**Your objective**: Pictures should be excluded; otherwise, copy every entry exactly.

**Extracted data**:
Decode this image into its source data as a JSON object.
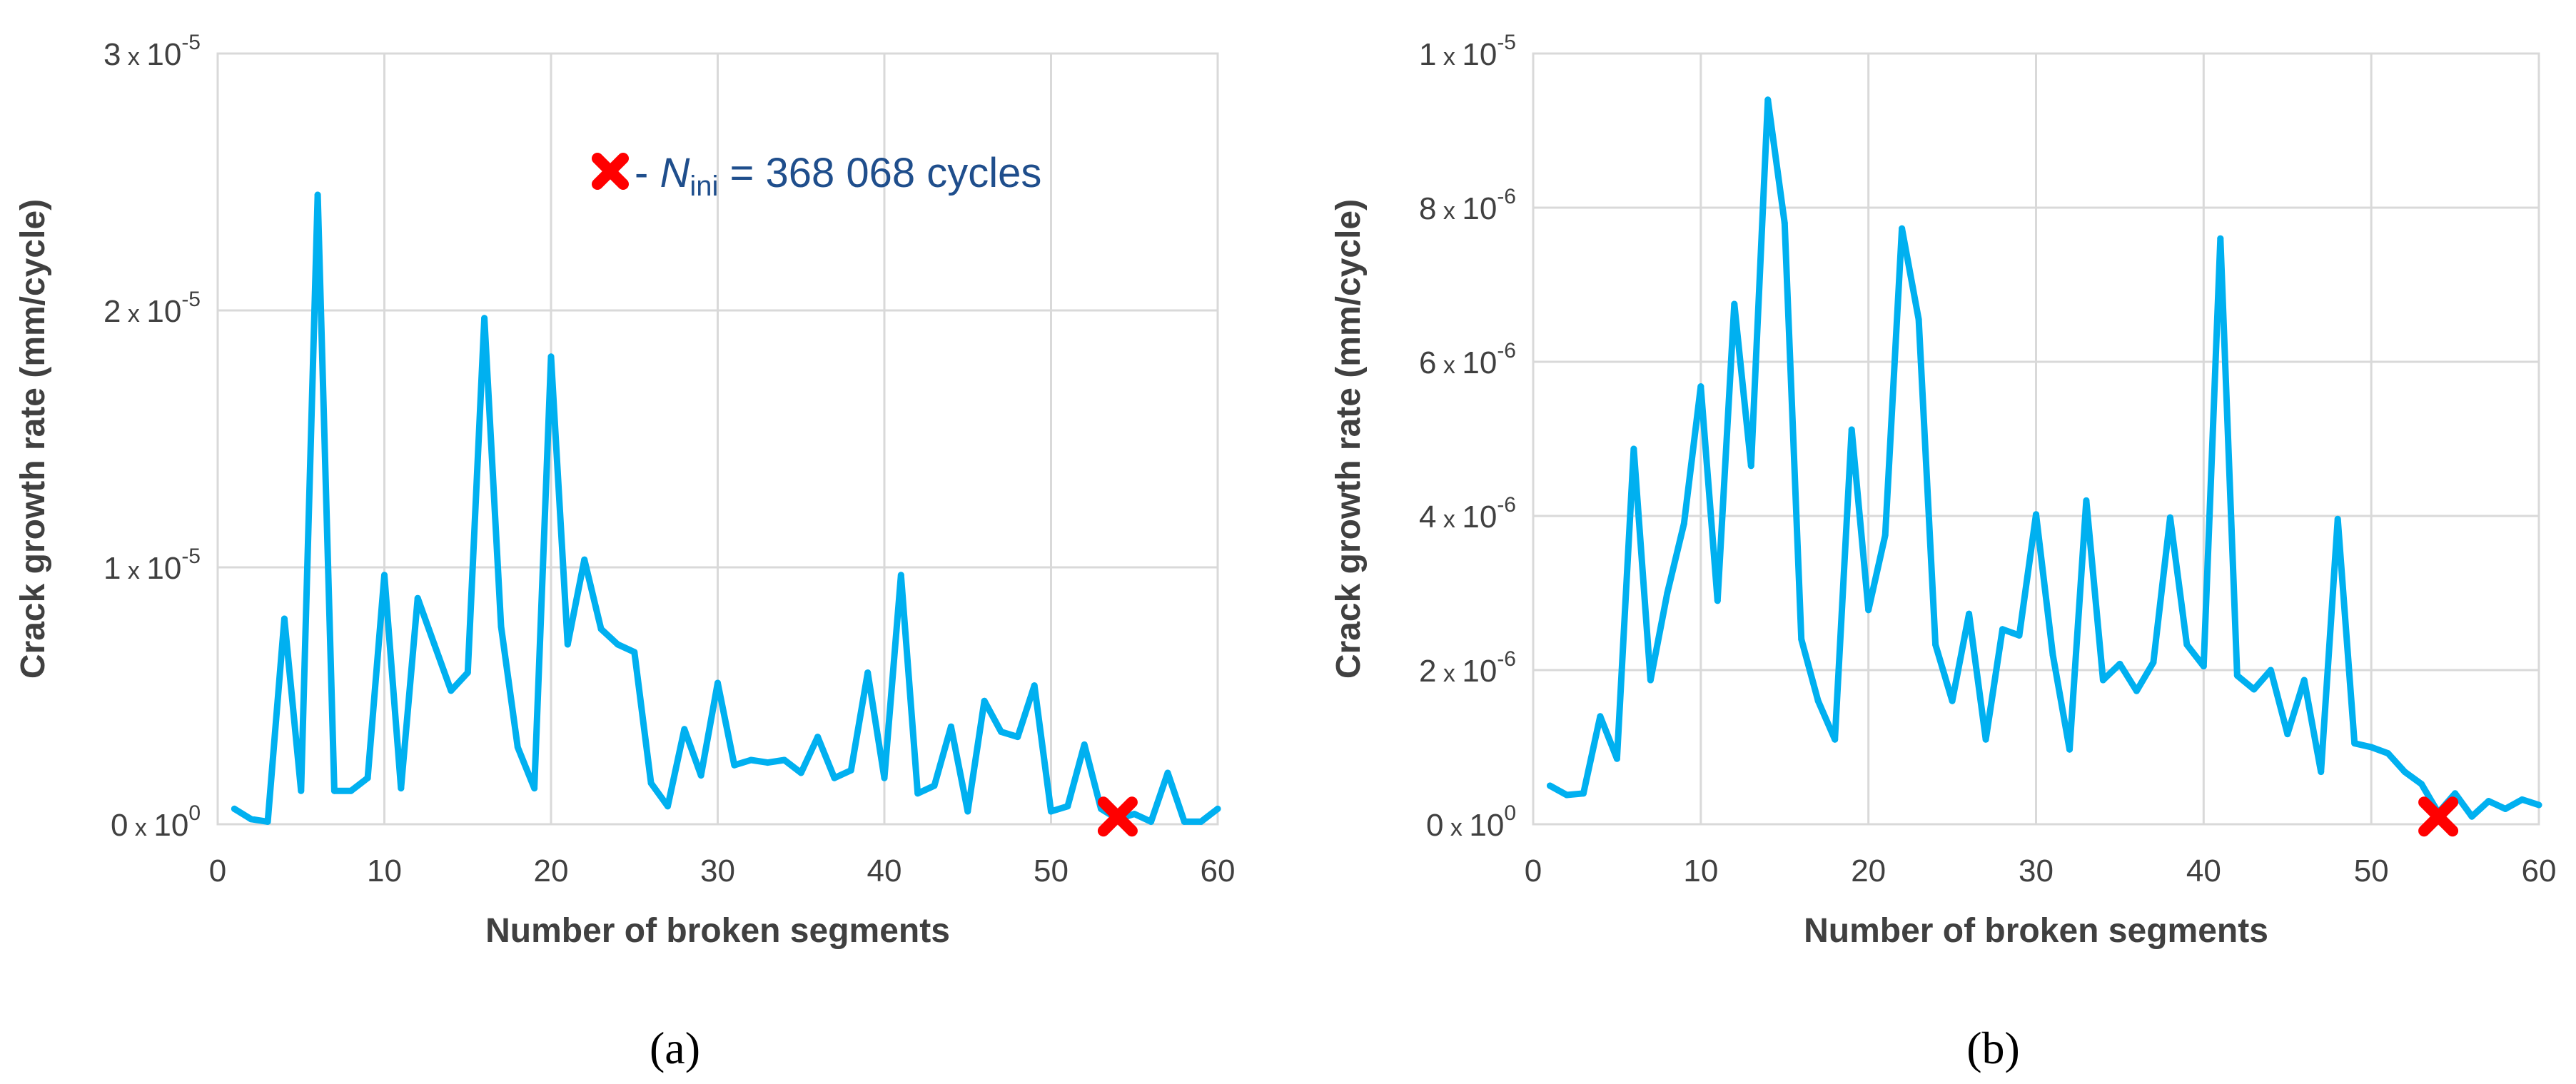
{
  "chart_data": [
    {
      "panel_label": "(a)",
      "type": "line",
      "xlabel": "Number of broken segments",
      "ylabel": "Crack growth rate (mm/cycle)",
      "xlim": [
        0,
        60
      ],
      "ylim": [
        0,
        3e-05
      ],
      "x_ticks": [
        0,
        10,
        20,
        30,
        40,
        50,
        60
      ],
      "y_ticks": [
        {
          "value": 0,
          "mantissa": "0",
          "exponent": "0"
        },
        {
          "value": 1e-05,
          "mantissa": "1",
          "exponent": "-5"
        },
        {
          "value": 2e-05,
          "mantissa": "2",
          "exponent": "-5"
        },
        {
          "value": 3e-05,
          "mantissa": "3",
          "exponent": "-5"
        }
      ],
      "grid": true,
      "color": "#00b0f0",
      "marker_color": "#ff0000",
      "legend": {
        "symbol": "✖",
        "prefix": " - ",
        "var": "N",
        "sub": "ini",
        "rest": " = 368 068 cycles"
      },
      "marker": {
        "x": 54,
        "y": 3e-07
      },
      "x": [
        1,
        2,
        3,
        4,
        5,
        6,
        7,
        8,
        9,
        10,
        11,
        12,
        13,
        14,
        15,
        16,
        17,
        18,
        19,
        20,
        21,
        22,
        23,
        24,
        25,
        26,
        27,
        28,
        29,
        30,
        31,
        32,
        33,
        34,
        35,
        36,
        37,
        38,
        39,
        40,
        41,
        42,
        43,
        44,
        45,
        46,
        47,
        48,
        49,
        50,
        51,
        52,
        53,
        54,
        55,
        56,
        57,
        58,
        59,
        60
      ],
      "y": [
        6e-07,
        2e-07,
        1e-07,
        8e-06,
        1.3e-06,
        2.45e-05,
        1.3e-06,
        1.3e-06,
        1.8e-06,
        9.7e-06,
        1.4e-06,
        8.8e-06,
        7e-06,
        5.2e-06,
        5.9e-06,
        1.97e-05,
        7.7e-06,
        3e-06,
        1.4e-06,
        1.82e-05,
        7e-06,
        1.03e-05,
        7.6e-06,
        7e-06,
        6.7e-06,
        1.6e-06,
        7e-07,
        3.7e-06,
        1.9e-06,
        5.5e-06,
        2.3e-06,
        2.5e-06,
        2.4e-06,
        2.5e-06,
        2e-06,
        3.4e-06,
        1.8e-06,
        2.1e-06,
        5.9e-06,
        1.8e-06,
        9.7e-06,
        1.2e-06,
        1.5e-06,
        3.8e-06,
        5e-07,
        4.8e-06,
        3.6e-06,
        3.4e-06,
        5.4e-06,
        5e-07,
        7e-07,
        3.1e-06,
        6e-07,
        2e-07,
        4e-07,
        1e-07,
        2e-06,
        1e-07,
        1e-07,
        6e-07
      ]
    },
    {
      "panel_label": "(b)",
      "type": "line",
      "xlabel": "Number of broken segments",
      "ylabel": "Crack growth rate (mm/cycle)",
      "xlim": [
        0,
        60
      ],
      "ylim": [
        0,
        1e-05
      ],
      "x_ticks": [
        0,
        10,
        20,
        30,
        40,
        50,
        60
      ],
      "y_ticks": [
        {
          "value": 0,
          "mantissa": "0",
          "exponent": "0"
        },
        {
          "value": 2e-06,
          "mantissa": "2",
          "exponent": "-6"
        },
        {
          "value": 4e-06,
          "mantissa": "4",
          "exponent": "-6"
        },
        {
          "value": 6e-06,
          "mantissa": "6",
          "exponent": "-6"
        },
        {
          "value": 8e-06,
          "mantissa": "8",
          "exponent": "-6"
        },
        {
          "value": 1e-05,
          "mantissa": "1",
          "exponent": "-5"
        }
      ],
      "grid": true,
      "color": "#00b0f0",
      "marker_color": "#ff0000",
      "marker": {
        "x": 54,
        "y": 1e-07
      },
      "x": [
        1,
        2,
        3,
        4,
        5,
        6,
        7,
        8,
        9,
        10,
        11,
        12,
        13,
        14,
        15,
        16,
        17,
        18,
        19,
        20,
        21,
        22,
        23,
        24,
        25,
        26,
        27,
        28,
        29,
        30,
        31,
        32,
        33,
        34,
        35,
        36,
        37,
        38,
        39,
        40,
        41,
        42,
        43,
        44,
        45,
        46,
        47,
        48,
        49,
        50,
        51,
        52,
        53,
        54,
        55,
        56,
        57,
        58,
        59,
        60
      ],
      "y": [
        5e-07,
        3.8e-07,
        4e-07,
        1.4e-06,
        8.5e-07,
        4.87e-06,
        1.87e-06,
        3e-06,
        3.9e-06,
        5.68e-06,
        2.9e-06,
        6.75e-06,
        4.65e-06,
        9.4e-06,
        7.8e-06,
        2.4e-06,
        1.6e-06,
        1.1e-06,
        5.12e-06,
        2.78e-06,
        3.75e-06,
        7.73e-06,
        6.55e-06,
        2.33e-06,
        1.6e-06,
        2.73e-06,
        1.1e-06,
        2.53e-06,
        2.45e-06,
        4.02e-06,
        2.2e-06,
        9.7e-07,
        4.2e-06,
        1.87e-06,
        2.08e-06,
        1.73e-06,
        2.1e-06,
        3.98e-06,
        2.33e-06,
        2.05e-06,
        7.6e-06,
        1.93e-06,
        1.75e-06,
        2e-06,
        1.17e-06,
        1.87e-06,
        6.8e-07,
        3.96e-06,
        1.05e-06,
        1e-06,
        9.2e-07,
        6.8e-07,
        5.2e-07,
        1.5e-07,
        4e-07,
        1e-07,
        3e-07,
        2e-07,
        3.2e-07,
        2.5e-07
      ]
    }
  ]
}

**The result**:
Decode this image into its source data as a JSON object.
{
  "chart_data": [
    {
      "panel_label": "(a)",
      "type": "line",
      "xlabel": "Number of broken segments",
      "ylabel": "Crack growth rate (mm/cycle)",
      "xlim": [
        0,
        60
      ],
      "ylim": [
        0,
        3e-05
      ],
      "x_ticks": [
        0,
        10,
        20,
        30,
        40,
        50,
        60
      ],
      "y_ticks": [
        {
          "value": 0,
          "mantissa": "0",
          "exponent": "0"
        },
        {
          "value": 1e-05,
          "mantissa": "1",
          "exponent": "-5"
        },
        {
          "value": 2e-05,
          "mantissa": "2",
          "exponent": "-5"
        },
        {
          "value": 3e-05,
          "mantissa": "3",
          "exponent": "-5"
        }
      ],
      "grid": true,
      "color": "#00b0f0",
      "marker_color": "#ff0000",
      "legend": {
        "symbol": "✖",
        "prefix": " - ",
        "var": "N",
        "sub": "ini",
        "rest": " = 368 068 cycles"
      },
      "marker": {
        "x": 54,
        "y": 3e-07
      },
      "x": [
        1,
        2,
        3,
        4,
        5,
        6,
        7,
        8,
        9,
        10,
        11,
        12,
        13,
        14,
        15,
        16,
        17,
        18,
        19,
        20,
        21,
        22,
        23,
        24,
        25,
        26,
        27,
        28,
        29,
        30,
        31,
        32,
        33,
        34,
        35,
        36,
        37,
        38,
        39,
        40,
        41,
        42,
        43,
        44,
        45,
        46,
        47,
        48,
        49,
        50,
        51,
        52,
        53,
        54,
        55,
        56,
        57,
        58,
        59,
        60
      ],
      "y": [
        6e-07,
        2e-07,
        1e-07,
        8e-06,
        1.3e-06,
        2.45e-05,
        1.3e-06,
        1.3e-06,
        1.8e-06,
        9.7e-06,
        1.4e-06,
        8.8e-06,
        7e-06,
        5.2e-06,
        5.9e-06,
        1.97e-05,
        7.7e-06,
        3e-06,
        1.4e-06,
        1.82e-05,
        7e-06,
        1.03e-05,
        7.6e-06,
        7e-06,
        6.7e-06,
        1.6e-06,
        7e-07,
        3.7e-06,
        1.9e-06,
        5.5e-06,
        2.3e-06,
        2.5e-06,
        2.4e-06,
        2.5e-06,
        2e-06,
        3.4e-06,
        1.8e-06,
        2.1e-06,
        5.9e-06,
        1.8e-06,
        9.7e-06,
        1.2e-06,
        1.5e-06,
        3.8e-06,
        5e-07,
        4.8e-06,
        3.6e-06,
        3.4e-06,
        5.4e-06,
        5e-07,
        7e-07,
        3.1e-06,
        6e-07,
        2e-07,
        4e-07,
        1e-07,
        2e-06,
        1e-07,
        1e-07,
        6e-07
      ]
    },
    {
      "panel_label": "(b)",
      "type": "line",
      "xlabel": "Number of broken segments",
      "ylabel": "Crack growth rate (mm/cycle)",
      "xlim": [
        0,
        60
      ],
      "ylim": [
        0,
        1e-05
      ],
      "x_ticks": [
        0,
        10,
        20,
        30,
        40,
        50,
        60
      ],
      "y_ticks": [
        {
          "value": 0,
          "mantissa": "0",
          "exponent": "0"
        },
        {
          "value": 2e-06,
          "mantissa": "2",
          "exponent": "-6"
        },
        {
          "value": 4e-06,
          "mantissa": "4",
          "exponent": "-6"
        },
        {
          "value": 6e-06,
          "mantissa": "6",
          "exponent": "-6"
        },
        {
          "value": 8e-06,
          "mantissa": "8",
          "exponent": "-6"
        },
        {
          "value": 1e-05,
          "mantissa": "1",
          "exponent": "-5"
        }
      ],
      "grid": true,
      "color": "#00b0f0",
      "marker_color": "#ff0000",
      "marker": {
        "x": 54,
        "y": 1e-07
      },
      "x": [
        1,
        2,
        3,
        4,
        5,
        6,
        7,
        8,
        9,
        10,
        11,
        12,
        13,
        14,
        15,
        16,
        17,
        18,
        19,
        20,
        21,
        22,
        23,
        24,
        25,
        26,
        27,
        28,
        29,
        30,
        31,
        32,
        33,
        34,
        35,
        36,
        37,
        38,
        39,
        40,
        41,
        42,
        43,
        44,
        45,
        46,
        47,
        48,
        49,
        50,
        51,
        52,
        53,
        54,
        55,
        56,
        57,
        58,
        59,
        60
      ],
      "y": [
        5e-07,
        3.8e-07,
        4e-07,
        1.4e-06,
        8.5e-07,
        4.87e-06,
        1.87e-06,
        3e-06,
        3.9e-06,
        5.68e-06,
        2.9e-06,
        6.75e-06,
        4.65e-06,
        9.4e-06,
        7.8e-06,
        2.4e-06,
        1.6e-06,
        1.1e-06,
        5.12e-06,
        2.78e-06,
        3.75e-06,
        7.73e-06,
        6.55e-06,
        2.33e-06,
        1.6e-06,
        2.73e-06,
        1.1e-06,
        2.53e-06,
        2.45e-06,
        4.02e-06,
        2.2e-06,
        9.7e-07,
        4.2e-06,
        1.87e-06,
        2.08e-06,
        1.73e-06,
        2.1e-06,
        3.98e-06,
        2.33e-06,
        2.05e-06,
        7.6e-06,
        1.93e-06,
        1.75e-06,
        2e-06,
        1.17e-06,
        1.87e-06,
        6.8e-07,
        3.96e-06,
        1.05e-06,
        1e-06,
        9.2e-07,
        6.8e-07,
        5.2e-07,
        1.5e-07,
        4e-07,
        1e-07,
        3e-07,
        2e-07,
        3.2e-07,
        2.5e-07
      ]
    }
  ]
}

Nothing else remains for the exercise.